> **PROBLEM**
Can you transcribe every entry word for word, skipping the images?

> **ENTRIES**

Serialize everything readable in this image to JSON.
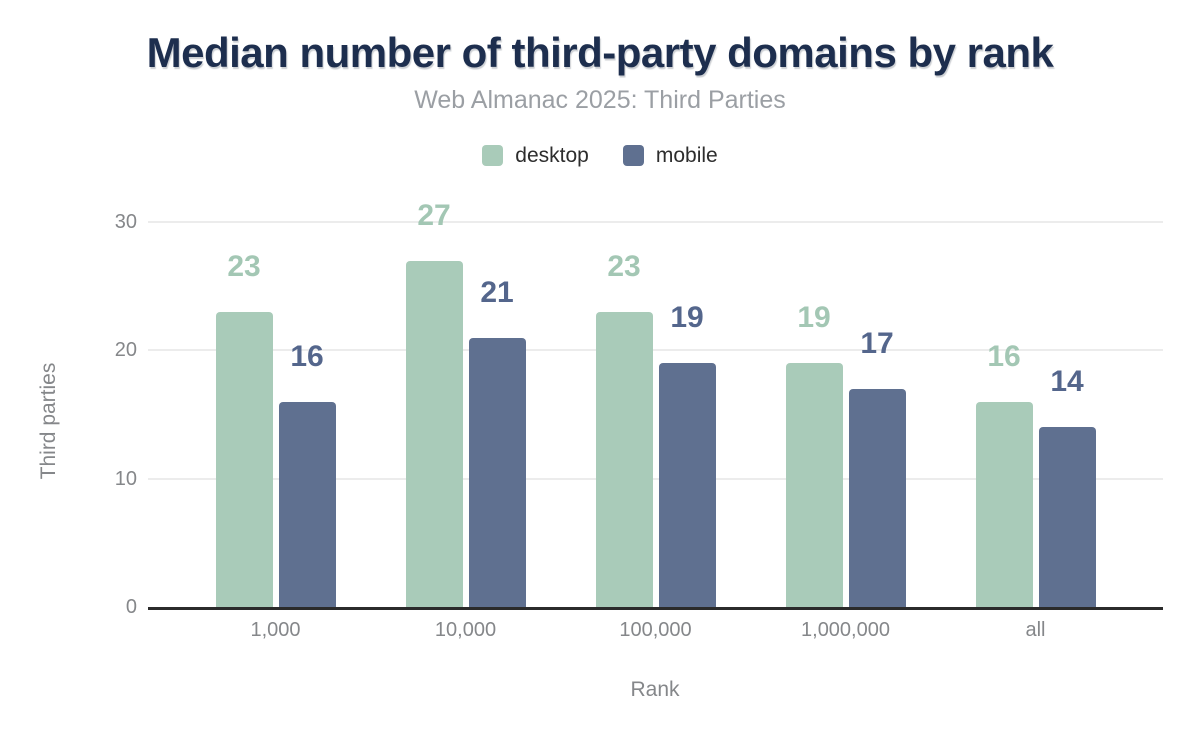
{
  "colors": {
    "title": "#1d2e4e",
    "subtitle": "#9b9fa4",
    "legend-text": "#2d2d2d",
    "axis": "#85878a",
    "grid": "#ececec",
    "baseline": "#2b2b2b",
    "desktop": "#a9cbb9",
    "mobile": "#5f7090"
  },
  "chart_data": {
    "type": "bar",
    "title": "Median number of third-party domains by rank",
    "subtitle": "Web Almanac 2025: Third Parties",
    "xlabel": "Rank",
    "ylabel": "Third parties",
    "categories": [
      "1,000",
      "10,000",
      "100,000",
      "1,000,000",
      "all"
    ],
    "series": [
      {
        "name": "desktop",
        "color": "#a9cbb9",
        "label_color": "#a3c7b4",
        "values": [
          23,
          27,
          23,
          19,
          16
        ]
      },
      {
        "name": "mobile",
        "color": "#5f7090",
        "label_color": "#54668c",
        "values": [
          16,
          21,
          19,
          17,
          14
        ]
      }
    ],
    "ylim": [
      0,
      30
    ],
    "yticks": [
      0,
      10,
      20,
      30
    ],
    "grid": true,
    "legend_position": "top",
    "value_labels": true
  }
}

> **FULL RESPONSE**
Serialize everything readable in this image to JSON.
{
  "colors": {
    "title": "#1d2e4e",
    "subtitle": "#9b9fa4",
    "legend-text": "#2d2d2d",
    "axis": "#85878a",
    "grid": "#ececec",
    "baseline": "#2b2b2b",
    "desktop": "#a9cbb9",
    "mobile": "#5f7090"
  },
  "chart_data": {
    "type": "bar",
    "title": "Median number of third-party domains by rank",
    "subtitle": "Web Almanac 2025: Third Parties",
    "xlabel": "Rank",
    "ylabel": "Third parties",
    "categories": [
      "1,000",
      "10,000",
      "100,000",
      "1,000,000",
      "all"
    ],
    "series": [
      {
        "name": "desktop",
        "color": "#a9cbb9",
        "label_color": "#a3c7b4",
        "values": [
          23,
          27,
          23,
          19,
          16
        ]
      },
      {
        "name": "mobile",
        "color": "#5f7090",
        "label_color": "#54668c",
        "values": [
          16,
          21,
          19,
          17,
          14
        ]
      }
    ],
    "ylim": [
      0,
      30
    ],
    "yticks": [
      0,
      10,
      20,
      30
    ],
    "grid": true,
    "legend_position": "top",
    "value_labels": true
  }
}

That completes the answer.